-- start Given information --

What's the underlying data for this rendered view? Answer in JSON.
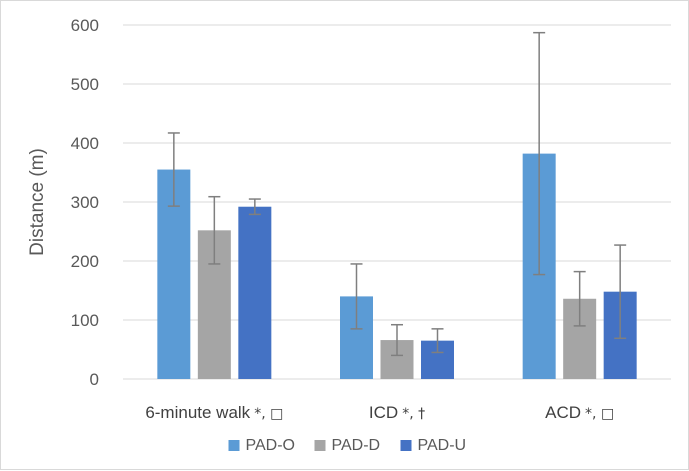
{
  "chart_data": {
    "type": "bar",
    "ylabel": "Distance (m)",
    "xlabel": "",
    "ylim": [
      0,
      600
    ],
    "yticks": [
      0,
      100,
      200,
      300,
      400,
      500,
      600
    ],
    "grid": true,
    "legend_position": "bottom",
    "categories": [
      "6-minute walk",
      "ICD",
      "ACD"
    ],
    "category_markers": [
      "*, □",
      "*, †",
      "*, □"
    ],
    "series": [
      {
        "name": "PAD-O",
        "color": "#5b9bd5",
        "values": [
          355,
          140,
          382
        ],
        "errors": [
          62,
          55,
          205
        ]
      },
      {
        "name": "PAD-D",
        "color": "#a5a5a5",
        "values": [
          252,
          66,
          136
        ],
        "errors": [
          57,
          26,
          46
        ]
      },
      {
        "name": "PAD-U",
        "color": "#4472c4",
        "values": [
          292,
          65,
          148
        ],
        "errors": [
          13,
          20,
          79
        ]
      }
    ]
  }
}
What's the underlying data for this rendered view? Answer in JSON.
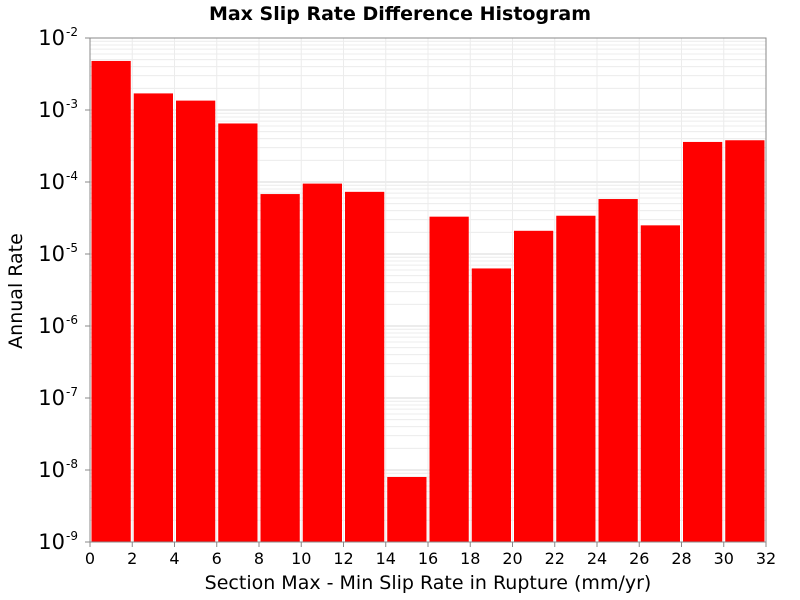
{
  "chart_data": {
    "type": "bar",
    "title": "Max Slip Rate Difference Histogram",
    "xlabel": "Section Max - Min Slip Rate in Rupture (mm/yr)",
    "ylabel": "Annual Rate",
    "xlim": [
      0,
      32
    ],
    "ylim": [
      1e-09,
      0.01
    ],
    "yscale": "log",
    "bin_width": 2,
    "bar_color": "#ff0000",
    "grid": true,
    "x_ticks": [
      "0",
      "2",
      "4",
      "6",
      "8",
      "10",
      "12",
      "14",
      "16",
      "18",
      "20",
      "22",
      "24",
      "26",
      "28",
      "30",
      "32"
    ],
    "y_ticks": [
      {
        "value": 0.01,
        "base": "10",
        "exp": "-2"
      },
      {
        "value": 0.001,
        "base": "10",
        "exp": "-3"
      },
      {
        "value": 0.0001,
        "base": "10",
        "exp": "-4"
      },
      {
        "value": 1e-05,
        "base": "10",
        "exp": "-5"
      },
      {
        "value": 1e-06,
        "base": "10",
        "exp": "-6"
      },
      {
        "value": 1e-07,
        "base": "10",
        "exp": "-7"
      },
      {
        "value": 1e-08,
        "base": "10",
        "exp": "-8"
      },
      {
        "value": 1e-09,
        "base": "10",
        "exp": "-9"
      }
    ],
    "bins_start": [
      0,
      2,
      4,
      6,
      8,
      10,
      12,
      14,
      16,
      18,
      20,
      22,
      24,
      26,
      28,
      30
    ],
    "values": [
      0.0048,
      0.0017,
      0.00135,
      0.00065,
      6.8e-05,
      9.5e-05,
      7.3e-05,
      8e-09,
      3.3e-05,
      6.3e-06,
      2.1e-05,
      3.4e-05,
      5.8e-05,
      2.5e-05,
      0.00036,
      0.00038
    ]
  }
}
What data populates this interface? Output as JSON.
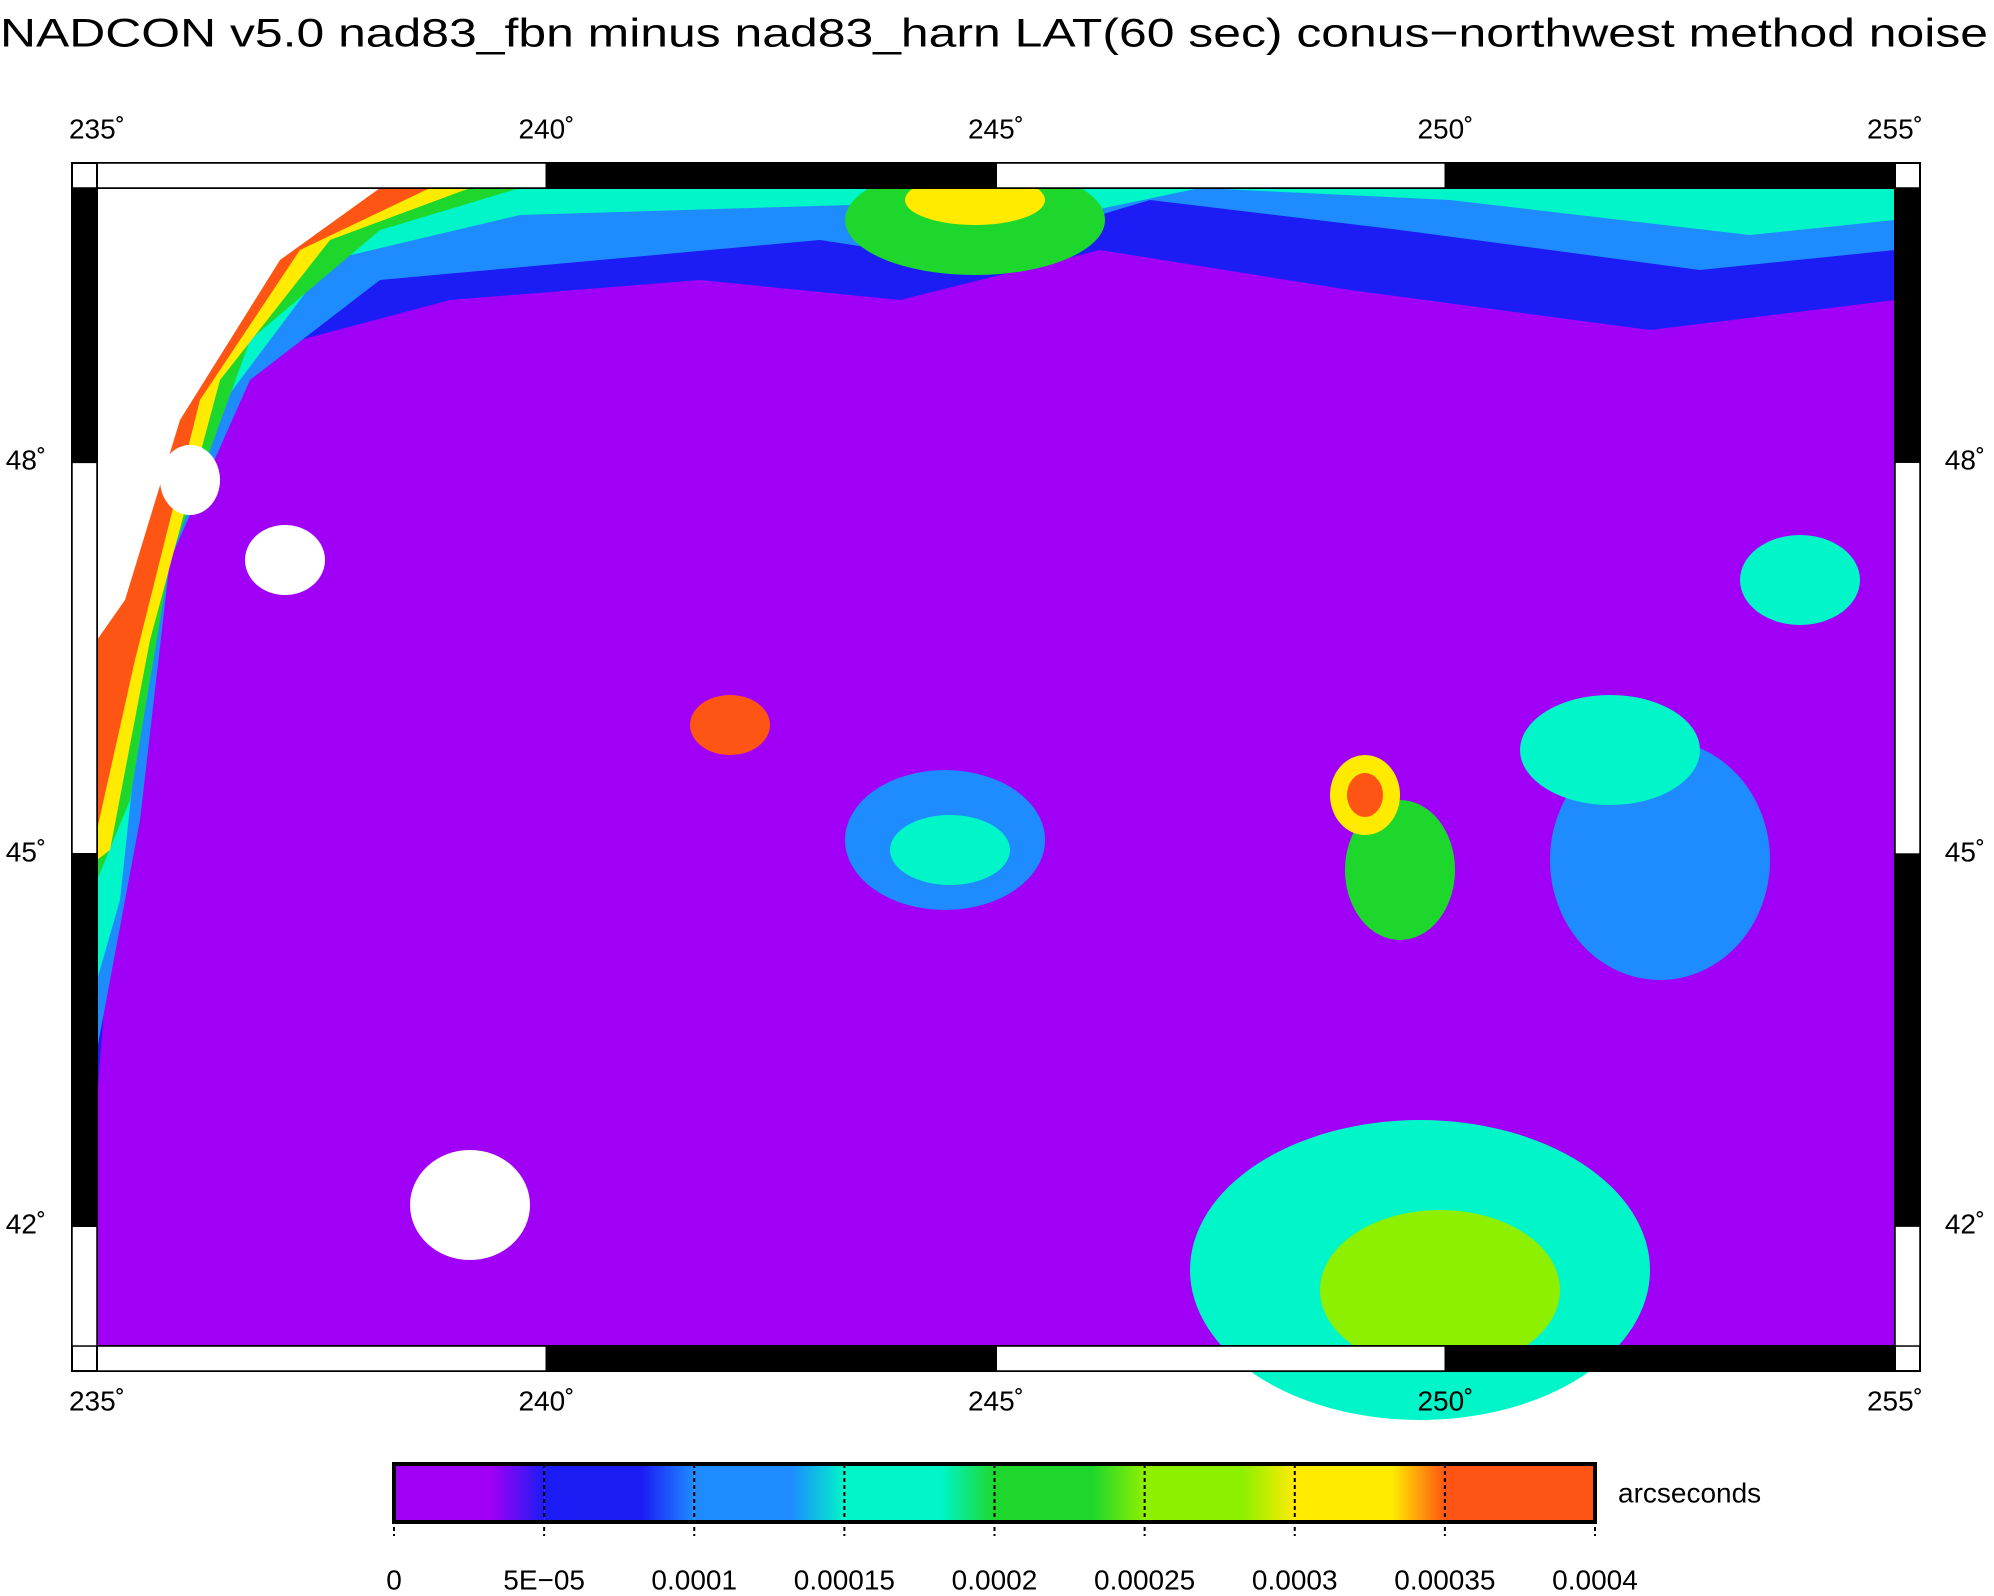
{
  "title": "NADCON v5.0 nad83_fbn minus nad83_harn LAT(60 sec) conus−northwest method noise",
  "map": {
    "xlim": [
      235,
      255
    ],
    "ylim": [
      41,
      50
    ],
    "xticks": [
      {
        "value": 235,
        "label": "235˚"
      },
      {
        "value": 240,
        "label": "240˚"
      },
      {
        "value": 245,
        "label": "245˚"
      },
      {
        "value": 250,
        "label": "250˚"
      },
      {
        "value": 255,
        "label": "255˚"
      }
    ],
    "yticks": [
      {
        "value": 42,
        "label": "42˚"
      },
      {
        "value": 45,
        "label": "45˚"
      },
      {
        "value": 48,
        "label": "48˚"
      }
    ]
  },
  "colorbar": {
    "label": "arcseconds",
    "ticks": [
      0,
      {
        "value": 5e-05,
        "label": "5E−05"
      },
      0.0001,
      0.00015,
      0.0002,
      0.00025,
      0.0003,
      0.00035,
      0.0004
    ],
    "colors": [
      "#a000f5",
      "#1c1cf5",
      "#1e8cff",
      "#00f5c8",
      "#1ed72d",
      "#8cf000",
      "#ffeb00",
      "#ff5514"
    ]
  }
}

-- end Given information --

[Stated task]:
Repeat the records above exactly, leaving out any pictures they contain.

[Exercise answer]:
What's the underlying data for this rendered view? Answer in JSON.
{
  "chart_data": {
    "type": "bar",
    "ylabel": "Distance (m)",
    "xlabel": "",
    "ylim": [
      0,
      600
    ],
    "yticks": [
      0,
      100,
      200,
      300,
      400,
      500,
      600
    ],
    "grid": true,
    "legend_position": "bottom",
    "categories": [
      "6-minute walk",
      "ICD",
      "ACD"
    ],
    "category_markers": [
      "*, □",
      "*, †",
      "*, □"
    ],
    "series": [
      {
        "name": "PAD-O",
        "color": "#5b9bd5",
        "values": [
          355,
          140,
          382
        ],
        "errors": [
          62,
          55,
          205
        ]
      },
      {
        "name": "PAD-D",
        "color": "#a5a5a5",
        "values": [
          252,
          66,
          136
        ],
        "errors": [
          57,
          26,
          46
        ]
      },
      {
        "name": "PAD-U",
        "color": "#4472c4",
        "values": [
          292,
          65,
          148
        ],
        "errors": [
          13,
          20,
          79
        ]
      }
    ]
  }
}
What's the underlying data for this rendered view? Answer in JSON.
{
  "chart_data": {
    "type": "bar",
    "title": "Max Slip Rate Difference Histogram",
    "xlabel": "Section Max - Min Slip Rate in Rupture (mm/yr)",
    "ylabel": "Annual Rate",
    "xlim": [
      0,
      32
    ],
    "ylim": [
      1e-09,
      0.01
    ],
    "yscale": "log",
    "bin_width": 2,
    "bar_color": "#ff0000",
    "grid": true,
    "x_ticks": [
      "0",
      "2",
      "4",
      "6",
      "8",
      "10",
      "12",
      "14",
      "16",
      "18",
      "20",
      "22",
      "24",
      "26",
      "28",
      "30",
      "32"
    ],
    "y_ticks": [
      {
        "value": 0.01,
        "base": "10",
        "exp": "-2"
      },
      {
        "value": 0.001,
        "base": "10",
        "exp": "-3"
      },
      {
        "value": 0.0001,
        "base": "10",
        "exp": "-4"
      },
      {
        "value": 1e-05,
        "base": "10",
        "exp": "-5"
      },
      {
        "value": 1e-06,
        "base": "10",
        "exp": "-6"
      },
      {
        "value": 1e-07,
        "base": "10",
        "exp": "-7"
      },
      {
        "value": 1e-08,
        "base": "10",
        "exp": "-8"
      },
      {
        "value": 1e-09,
        "base": "10",
        "exp": "-9"
      }
    ],
    "bins_start": [
      0,
      2,
      4,
      6,
      8,
      10,
      12,
      14,
      16,
      18,
      20,
      22,
      24,
      26,
      28,
      30
    ],
    "values": [
      0.0048,
      0.0017,
      0.00135,
      0.00065,
      6.8e-05,
      9.5e-05,
      7.3e-05,
      8e-09,
      3.3e-05,
      6.3e-06,
      2.1e-05,
      3.4e-05,
      5.8e-05,
      2.5e-05,
      0.00036,
      0.00038
    ]
  }
}
What data populates this interface? Output as JSON.
{
  "title": "NADCON v5.0 nad83_fbn minus nad83_harn LAT(60 sec) conus−northwest method noise",
  "map": {
    "xlim": [
      235,
      255
    ],
    "ylim": [
      41,
      50
    ],
    "xticks": [
      {
        "value": 235,
        "label": "235˚"
      },
      {
        "value": 240,
        "label": "240˚"
      },
      {
        "value": 245,
        "label": "245˚"
      },
      {
        "value": 250,
        "label": "250˚"
      },
      {
        "value": 255,
        "label": "255˚"
      }
    ],
    "yticks": [
      {
        "value": 42,
        "label": "42˚"
      },
      {
        "value": 45,
        "label": "45˚"
      },
      {
        "value": 48,
        "label": "48˚"
      }
    ]
  },
  "colorbar": {
    "label": "arcseconds",
    "ticks": [
      0,
      {
        "value": 5e-05,
        "label": "5E−05"
      },
      0.0001,
      0.00015,
      0.0002,
      0.00025,
      0.0003,
      0.00035,
      0.0004
    ],
    "colors": [
      "#a000f5",
      "#1c1cf5",
      "#1e8cff",
      "#00f5c8",
      "#1ed72d",
      "#8cf000",
      "#ffeb00",
      "#ff5514"
    ]
  }
}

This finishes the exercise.